**EXTRACTED DATA**:
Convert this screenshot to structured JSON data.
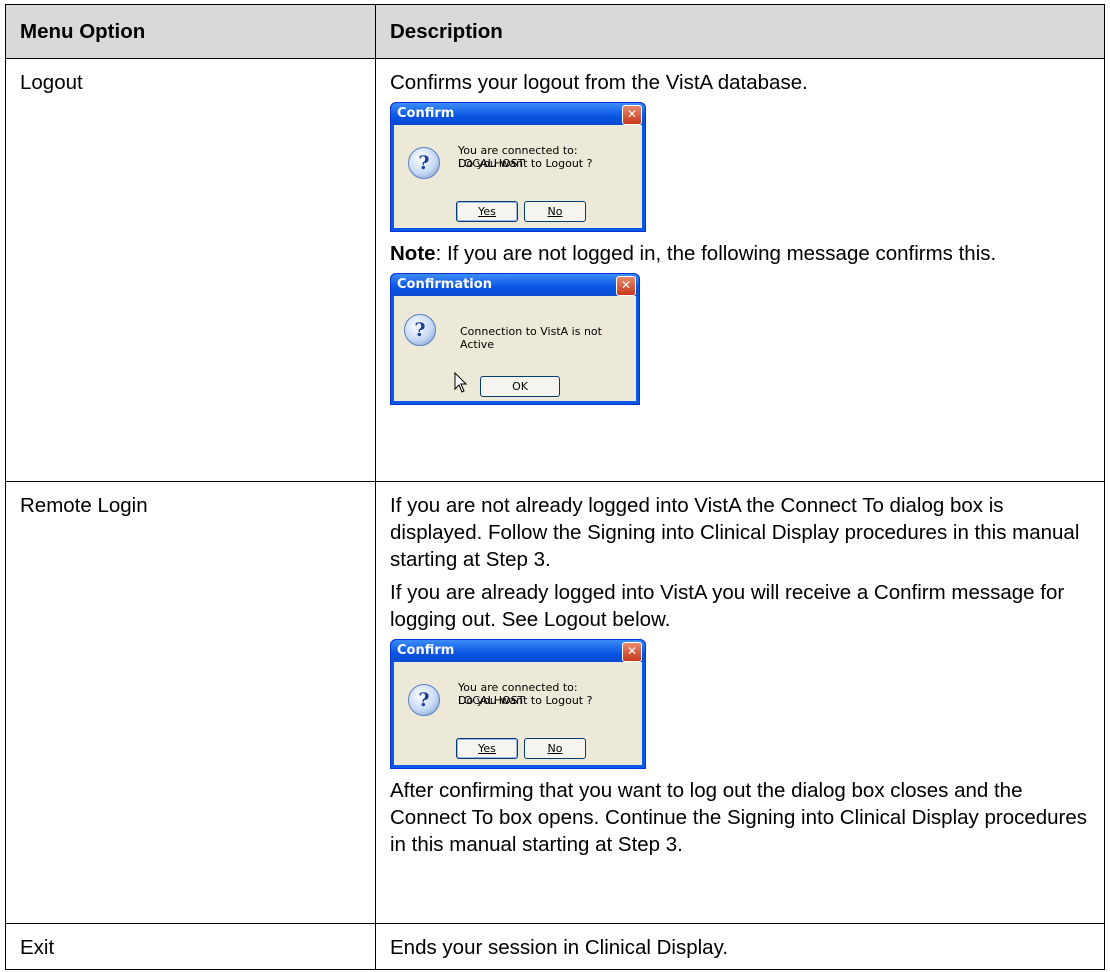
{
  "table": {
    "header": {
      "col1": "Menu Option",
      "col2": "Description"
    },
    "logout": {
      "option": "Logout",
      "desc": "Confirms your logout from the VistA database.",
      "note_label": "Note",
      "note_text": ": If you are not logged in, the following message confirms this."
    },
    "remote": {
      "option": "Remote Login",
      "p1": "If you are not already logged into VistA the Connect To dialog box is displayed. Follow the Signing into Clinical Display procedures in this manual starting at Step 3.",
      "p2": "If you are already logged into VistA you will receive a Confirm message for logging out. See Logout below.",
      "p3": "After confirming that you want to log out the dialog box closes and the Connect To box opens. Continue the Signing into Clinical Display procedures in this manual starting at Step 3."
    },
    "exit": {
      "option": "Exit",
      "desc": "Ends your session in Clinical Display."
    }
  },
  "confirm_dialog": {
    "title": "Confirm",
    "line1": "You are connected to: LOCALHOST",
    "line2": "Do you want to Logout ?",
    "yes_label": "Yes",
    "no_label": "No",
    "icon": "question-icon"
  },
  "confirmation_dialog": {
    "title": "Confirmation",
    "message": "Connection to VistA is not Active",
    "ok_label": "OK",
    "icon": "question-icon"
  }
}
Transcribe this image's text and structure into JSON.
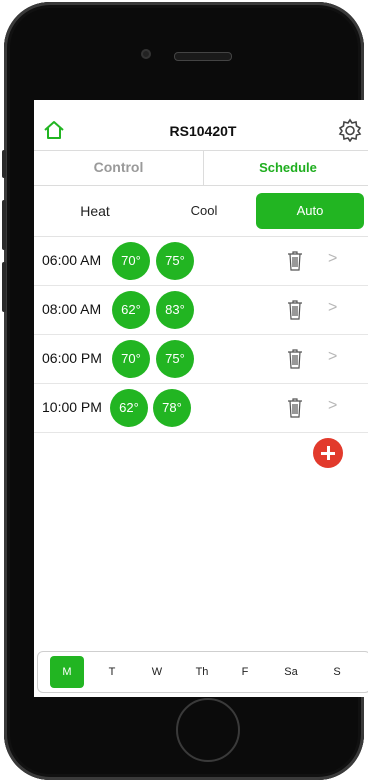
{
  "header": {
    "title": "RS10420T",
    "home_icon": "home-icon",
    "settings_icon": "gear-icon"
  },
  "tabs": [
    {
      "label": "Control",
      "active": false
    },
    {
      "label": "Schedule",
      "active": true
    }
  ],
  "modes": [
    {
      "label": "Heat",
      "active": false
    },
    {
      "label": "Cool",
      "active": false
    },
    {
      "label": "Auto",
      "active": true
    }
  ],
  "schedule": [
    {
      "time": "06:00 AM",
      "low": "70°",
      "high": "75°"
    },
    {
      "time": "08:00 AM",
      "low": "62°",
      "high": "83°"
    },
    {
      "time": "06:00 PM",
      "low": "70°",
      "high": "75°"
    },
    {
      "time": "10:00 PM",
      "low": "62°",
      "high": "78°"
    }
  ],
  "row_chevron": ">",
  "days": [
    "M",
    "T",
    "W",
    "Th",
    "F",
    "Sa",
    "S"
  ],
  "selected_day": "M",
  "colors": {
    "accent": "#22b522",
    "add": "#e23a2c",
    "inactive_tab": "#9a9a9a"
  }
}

**GIVEN PROBLEM**: Using the records above, say how many lines include the string "manual". Only the number is wanted.

**RESULT OF THE EXERCISE**: 2